Information shown:
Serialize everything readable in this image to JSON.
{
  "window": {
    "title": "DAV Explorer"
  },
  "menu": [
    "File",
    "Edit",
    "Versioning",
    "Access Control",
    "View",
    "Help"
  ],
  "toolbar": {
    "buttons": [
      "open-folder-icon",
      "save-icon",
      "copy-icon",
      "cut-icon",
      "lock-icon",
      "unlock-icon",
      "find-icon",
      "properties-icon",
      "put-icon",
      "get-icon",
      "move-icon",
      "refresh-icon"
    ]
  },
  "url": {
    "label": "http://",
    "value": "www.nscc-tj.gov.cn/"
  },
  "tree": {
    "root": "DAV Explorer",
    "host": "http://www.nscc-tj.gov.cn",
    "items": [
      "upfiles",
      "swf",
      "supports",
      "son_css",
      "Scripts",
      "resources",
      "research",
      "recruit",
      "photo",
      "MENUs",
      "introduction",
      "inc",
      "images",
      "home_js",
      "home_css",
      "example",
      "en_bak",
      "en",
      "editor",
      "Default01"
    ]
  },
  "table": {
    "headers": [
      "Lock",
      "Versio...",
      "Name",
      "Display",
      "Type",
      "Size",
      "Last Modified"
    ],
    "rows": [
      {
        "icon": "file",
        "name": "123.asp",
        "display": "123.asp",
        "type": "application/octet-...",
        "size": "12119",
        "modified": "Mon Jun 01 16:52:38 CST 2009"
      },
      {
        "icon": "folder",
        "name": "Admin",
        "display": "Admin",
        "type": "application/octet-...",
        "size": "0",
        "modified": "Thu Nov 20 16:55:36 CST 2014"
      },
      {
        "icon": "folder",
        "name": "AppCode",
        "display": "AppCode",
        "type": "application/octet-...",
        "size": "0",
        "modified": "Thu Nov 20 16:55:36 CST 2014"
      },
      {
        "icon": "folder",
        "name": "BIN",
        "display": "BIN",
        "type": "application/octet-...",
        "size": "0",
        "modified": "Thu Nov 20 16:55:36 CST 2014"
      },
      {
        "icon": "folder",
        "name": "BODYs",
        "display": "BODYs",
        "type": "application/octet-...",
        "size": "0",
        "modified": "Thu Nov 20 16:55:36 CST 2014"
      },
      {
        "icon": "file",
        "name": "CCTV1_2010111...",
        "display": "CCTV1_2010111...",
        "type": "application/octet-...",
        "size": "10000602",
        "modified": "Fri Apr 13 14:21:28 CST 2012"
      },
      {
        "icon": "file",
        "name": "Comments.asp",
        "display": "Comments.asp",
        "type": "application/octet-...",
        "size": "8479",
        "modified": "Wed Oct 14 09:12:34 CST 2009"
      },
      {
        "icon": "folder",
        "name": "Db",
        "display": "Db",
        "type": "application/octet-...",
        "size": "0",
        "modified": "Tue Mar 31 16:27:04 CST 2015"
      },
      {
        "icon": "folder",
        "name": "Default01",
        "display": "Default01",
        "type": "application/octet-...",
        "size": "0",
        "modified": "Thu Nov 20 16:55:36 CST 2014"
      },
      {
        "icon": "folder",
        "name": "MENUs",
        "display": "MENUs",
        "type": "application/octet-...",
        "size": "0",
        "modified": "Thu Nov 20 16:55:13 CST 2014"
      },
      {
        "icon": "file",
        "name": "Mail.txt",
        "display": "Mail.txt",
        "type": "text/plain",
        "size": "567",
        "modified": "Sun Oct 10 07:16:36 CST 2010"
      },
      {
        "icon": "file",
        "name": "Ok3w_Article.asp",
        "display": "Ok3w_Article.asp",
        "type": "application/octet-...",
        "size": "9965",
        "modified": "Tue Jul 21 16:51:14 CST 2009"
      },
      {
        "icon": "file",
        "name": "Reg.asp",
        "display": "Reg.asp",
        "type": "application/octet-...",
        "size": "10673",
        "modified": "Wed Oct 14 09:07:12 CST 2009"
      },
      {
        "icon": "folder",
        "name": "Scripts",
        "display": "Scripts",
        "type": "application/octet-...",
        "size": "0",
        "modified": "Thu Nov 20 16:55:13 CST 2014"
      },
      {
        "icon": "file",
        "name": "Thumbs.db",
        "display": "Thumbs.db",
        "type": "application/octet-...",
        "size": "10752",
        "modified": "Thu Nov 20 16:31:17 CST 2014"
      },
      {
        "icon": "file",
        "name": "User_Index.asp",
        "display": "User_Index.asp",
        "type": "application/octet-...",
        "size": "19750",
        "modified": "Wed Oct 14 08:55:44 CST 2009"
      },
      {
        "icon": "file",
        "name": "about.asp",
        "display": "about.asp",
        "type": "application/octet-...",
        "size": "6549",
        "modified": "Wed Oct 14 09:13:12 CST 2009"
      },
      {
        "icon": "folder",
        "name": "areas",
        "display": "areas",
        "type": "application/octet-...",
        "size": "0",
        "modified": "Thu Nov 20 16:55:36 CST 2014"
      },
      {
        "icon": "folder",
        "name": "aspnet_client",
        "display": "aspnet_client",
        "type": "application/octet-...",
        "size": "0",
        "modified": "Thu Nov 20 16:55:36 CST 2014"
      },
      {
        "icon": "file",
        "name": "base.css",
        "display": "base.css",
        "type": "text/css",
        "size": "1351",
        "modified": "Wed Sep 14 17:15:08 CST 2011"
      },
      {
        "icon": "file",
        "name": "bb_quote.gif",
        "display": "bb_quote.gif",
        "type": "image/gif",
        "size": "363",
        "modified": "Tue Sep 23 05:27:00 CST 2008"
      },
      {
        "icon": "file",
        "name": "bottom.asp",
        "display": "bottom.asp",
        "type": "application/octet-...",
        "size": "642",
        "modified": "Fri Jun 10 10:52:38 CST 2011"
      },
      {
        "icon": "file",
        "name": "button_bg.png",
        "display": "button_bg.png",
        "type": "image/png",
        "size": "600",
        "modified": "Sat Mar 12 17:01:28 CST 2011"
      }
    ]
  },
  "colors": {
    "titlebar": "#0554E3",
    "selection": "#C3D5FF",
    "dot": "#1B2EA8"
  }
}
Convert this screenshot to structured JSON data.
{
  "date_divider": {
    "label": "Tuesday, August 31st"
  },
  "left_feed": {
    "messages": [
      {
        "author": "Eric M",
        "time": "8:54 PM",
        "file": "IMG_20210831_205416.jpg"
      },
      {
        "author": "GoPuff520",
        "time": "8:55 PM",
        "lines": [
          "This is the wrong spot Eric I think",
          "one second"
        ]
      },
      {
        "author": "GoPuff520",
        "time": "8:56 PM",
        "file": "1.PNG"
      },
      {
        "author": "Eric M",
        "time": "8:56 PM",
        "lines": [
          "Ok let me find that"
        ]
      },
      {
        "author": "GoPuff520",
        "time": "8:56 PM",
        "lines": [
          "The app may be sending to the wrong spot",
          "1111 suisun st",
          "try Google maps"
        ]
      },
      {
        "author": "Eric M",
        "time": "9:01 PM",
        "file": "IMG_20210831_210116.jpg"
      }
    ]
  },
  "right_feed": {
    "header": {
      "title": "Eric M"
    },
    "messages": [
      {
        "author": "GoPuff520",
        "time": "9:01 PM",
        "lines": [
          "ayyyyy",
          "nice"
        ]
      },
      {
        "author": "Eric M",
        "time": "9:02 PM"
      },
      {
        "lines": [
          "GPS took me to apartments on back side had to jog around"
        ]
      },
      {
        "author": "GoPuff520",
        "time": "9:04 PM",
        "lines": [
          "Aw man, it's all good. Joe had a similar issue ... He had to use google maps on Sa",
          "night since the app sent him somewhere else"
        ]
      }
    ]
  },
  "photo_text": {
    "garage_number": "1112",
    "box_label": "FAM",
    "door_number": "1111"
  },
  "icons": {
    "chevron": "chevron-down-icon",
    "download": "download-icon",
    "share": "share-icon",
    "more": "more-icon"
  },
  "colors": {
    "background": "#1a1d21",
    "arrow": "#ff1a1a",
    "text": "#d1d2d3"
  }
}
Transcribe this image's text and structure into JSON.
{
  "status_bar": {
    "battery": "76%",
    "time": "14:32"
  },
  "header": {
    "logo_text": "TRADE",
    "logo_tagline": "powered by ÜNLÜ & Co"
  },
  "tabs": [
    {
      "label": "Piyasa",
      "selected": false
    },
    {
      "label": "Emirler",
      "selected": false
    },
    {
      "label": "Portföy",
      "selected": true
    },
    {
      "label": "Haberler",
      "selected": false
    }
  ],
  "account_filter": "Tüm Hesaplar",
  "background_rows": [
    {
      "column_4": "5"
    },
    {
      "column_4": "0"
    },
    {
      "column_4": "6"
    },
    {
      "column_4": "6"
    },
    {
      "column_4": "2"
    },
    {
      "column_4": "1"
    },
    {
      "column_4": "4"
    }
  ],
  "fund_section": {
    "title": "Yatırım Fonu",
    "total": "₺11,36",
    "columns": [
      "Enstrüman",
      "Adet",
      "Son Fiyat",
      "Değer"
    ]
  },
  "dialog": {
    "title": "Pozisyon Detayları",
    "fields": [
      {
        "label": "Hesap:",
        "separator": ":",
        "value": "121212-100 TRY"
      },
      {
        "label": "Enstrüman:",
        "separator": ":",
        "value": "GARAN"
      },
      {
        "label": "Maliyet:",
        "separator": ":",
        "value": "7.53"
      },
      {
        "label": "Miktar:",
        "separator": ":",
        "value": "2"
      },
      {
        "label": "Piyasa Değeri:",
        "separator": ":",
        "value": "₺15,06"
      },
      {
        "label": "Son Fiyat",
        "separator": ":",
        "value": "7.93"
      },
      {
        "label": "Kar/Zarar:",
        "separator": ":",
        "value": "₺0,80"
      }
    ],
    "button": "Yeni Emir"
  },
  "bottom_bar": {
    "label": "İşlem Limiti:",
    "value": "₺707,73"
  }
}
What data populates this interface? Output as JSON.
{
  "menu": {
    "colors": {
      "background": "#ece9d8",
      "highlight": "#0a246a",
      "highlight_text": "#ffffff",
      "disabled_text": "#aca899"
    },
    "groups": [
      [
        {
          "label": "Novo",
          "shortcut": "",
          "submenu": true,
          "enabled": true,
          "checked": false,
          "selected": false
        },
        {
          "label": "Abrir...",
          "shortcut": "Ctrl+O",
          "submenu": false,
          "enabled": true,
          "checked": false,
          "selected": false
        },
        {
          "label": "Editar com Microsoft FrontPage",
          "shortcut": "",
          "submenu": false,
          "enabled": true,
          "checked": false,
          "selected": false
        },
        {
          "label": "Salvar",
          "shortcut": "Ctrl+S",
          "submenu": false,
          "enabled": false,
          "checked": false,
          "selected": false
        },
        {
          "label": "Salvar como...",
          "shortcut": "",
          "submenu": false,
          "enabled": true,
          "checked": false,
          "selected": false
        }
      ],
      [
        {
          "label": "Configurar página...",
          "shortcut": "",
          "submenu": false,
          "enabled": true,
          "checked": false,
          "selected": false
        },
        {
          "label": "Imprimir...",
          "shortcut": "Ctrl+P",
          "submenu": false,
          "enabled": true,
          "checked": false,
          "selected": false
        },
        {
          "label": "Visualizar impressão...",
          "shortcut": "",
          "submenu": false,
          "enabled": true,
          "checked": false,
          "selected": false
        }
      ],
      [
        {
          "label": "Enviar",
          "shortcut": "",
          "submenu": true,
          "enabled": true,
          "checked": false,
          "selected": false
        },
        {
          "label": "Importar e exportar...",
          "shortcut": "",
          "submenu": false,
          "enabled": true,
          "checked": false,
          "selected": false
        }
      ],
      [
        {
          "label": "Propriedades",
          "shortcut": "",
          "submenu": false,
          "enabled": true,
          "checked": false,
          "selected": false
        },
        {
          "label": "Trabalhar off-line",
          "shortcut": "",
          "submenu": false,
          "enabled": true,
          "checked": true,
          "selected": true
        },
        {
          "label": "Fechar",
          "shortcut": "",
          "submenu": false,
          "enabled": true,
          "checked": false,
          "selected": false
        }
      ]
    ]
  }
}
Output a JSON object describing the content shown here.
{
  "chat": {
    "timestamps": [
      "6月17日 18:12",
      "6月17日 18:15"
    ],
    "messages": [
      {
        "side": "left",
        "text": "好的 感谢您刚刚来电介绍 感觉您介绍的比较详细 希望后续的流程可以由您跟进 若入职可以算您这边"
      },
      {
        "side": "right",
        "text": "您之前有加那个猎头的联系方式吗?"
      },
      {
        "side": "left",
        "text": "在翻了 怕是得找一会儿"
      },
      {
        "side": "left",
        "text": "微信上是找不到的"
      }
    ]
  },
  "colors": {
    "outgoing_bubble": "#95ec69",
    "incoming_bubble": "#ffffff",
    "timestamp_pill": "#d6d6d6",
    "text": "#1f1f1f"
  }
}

Aim: Copy every line from the entries that contains the word "data".

Task answer:
Convert this screenshot to structured JSON data.
What data populates this interface? Output as JSON.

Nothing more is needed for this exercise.